### Given problem
From the listing, collect all lines containing the word "therapy".

### Extracts from a graphics dataset
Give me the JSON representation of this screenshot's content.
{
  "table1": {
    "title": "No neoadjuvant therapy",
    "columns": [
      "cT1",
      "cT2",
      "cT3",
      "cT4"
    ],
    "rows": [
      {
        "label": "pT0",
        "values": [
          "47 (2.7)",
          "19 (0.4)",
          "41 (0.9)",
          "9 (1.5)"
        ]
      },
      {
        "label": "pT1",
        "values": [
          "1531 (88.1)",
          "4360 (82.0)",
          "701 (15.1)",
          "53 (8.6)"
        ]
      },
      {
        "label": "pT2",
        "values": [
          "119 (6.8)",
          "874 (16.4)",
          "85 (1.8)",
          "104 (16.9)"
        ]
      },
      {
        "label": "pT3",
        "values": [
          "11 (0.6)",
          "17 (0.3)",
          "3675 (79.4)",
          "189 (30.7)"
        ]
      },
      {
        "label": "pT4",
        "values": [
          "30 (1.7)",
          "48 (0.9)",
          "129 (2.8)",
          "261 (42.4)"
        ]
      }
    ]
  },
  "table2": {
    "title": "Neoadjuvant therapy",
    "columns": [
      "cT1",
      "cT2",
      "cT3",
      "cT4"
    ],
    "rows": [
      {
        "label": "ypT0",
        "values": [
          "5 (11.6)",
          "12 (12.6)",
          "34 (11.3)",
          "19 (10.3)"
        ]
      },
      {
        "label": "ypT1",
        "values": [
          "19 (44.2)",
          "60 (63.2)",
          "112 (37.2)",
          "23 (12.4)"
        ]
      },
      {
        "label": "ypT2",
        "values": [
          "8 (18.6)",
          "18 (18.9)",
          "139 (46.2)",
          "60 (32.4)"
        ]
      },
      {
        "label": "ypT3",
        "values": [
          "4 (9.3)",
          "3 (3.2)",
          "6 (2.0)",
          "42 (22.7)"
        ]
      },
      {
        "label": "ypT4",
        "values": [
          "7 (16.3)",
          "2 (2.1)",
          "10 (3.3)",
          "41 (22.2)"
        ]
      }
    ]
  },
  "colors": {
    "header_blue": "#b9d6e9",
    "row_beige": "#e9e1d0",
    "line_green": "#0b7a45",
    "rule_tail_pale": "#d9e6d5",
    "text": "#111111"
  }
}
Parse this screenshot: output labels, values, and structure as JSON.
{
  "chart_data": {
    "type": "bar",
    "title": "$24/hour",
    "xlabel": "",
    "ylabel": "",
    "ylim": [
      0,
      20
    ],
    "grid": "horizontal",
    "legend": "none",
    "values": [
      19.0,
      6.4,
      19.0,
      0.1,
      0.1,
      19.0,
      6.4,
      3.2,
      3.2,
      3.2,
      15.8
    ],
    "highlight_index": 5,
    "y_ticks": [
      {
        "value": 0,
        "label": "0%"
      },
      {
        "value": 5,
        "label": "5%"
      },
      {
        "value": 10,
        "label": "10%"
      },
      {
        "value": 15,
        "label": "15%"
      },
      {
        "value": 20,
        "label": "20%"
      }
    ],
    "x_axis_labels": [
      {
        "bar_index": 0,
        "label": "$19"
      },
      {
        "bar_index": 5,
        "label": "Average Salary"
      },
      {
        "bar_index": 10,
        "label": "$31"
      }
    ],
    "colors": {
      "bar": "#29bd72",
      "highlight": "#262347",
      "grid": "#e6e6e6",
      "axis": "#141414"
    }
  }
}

### The completed task
    "title": "No neoadjuvant therapy",
    "title": "Neoadjuvant therapy",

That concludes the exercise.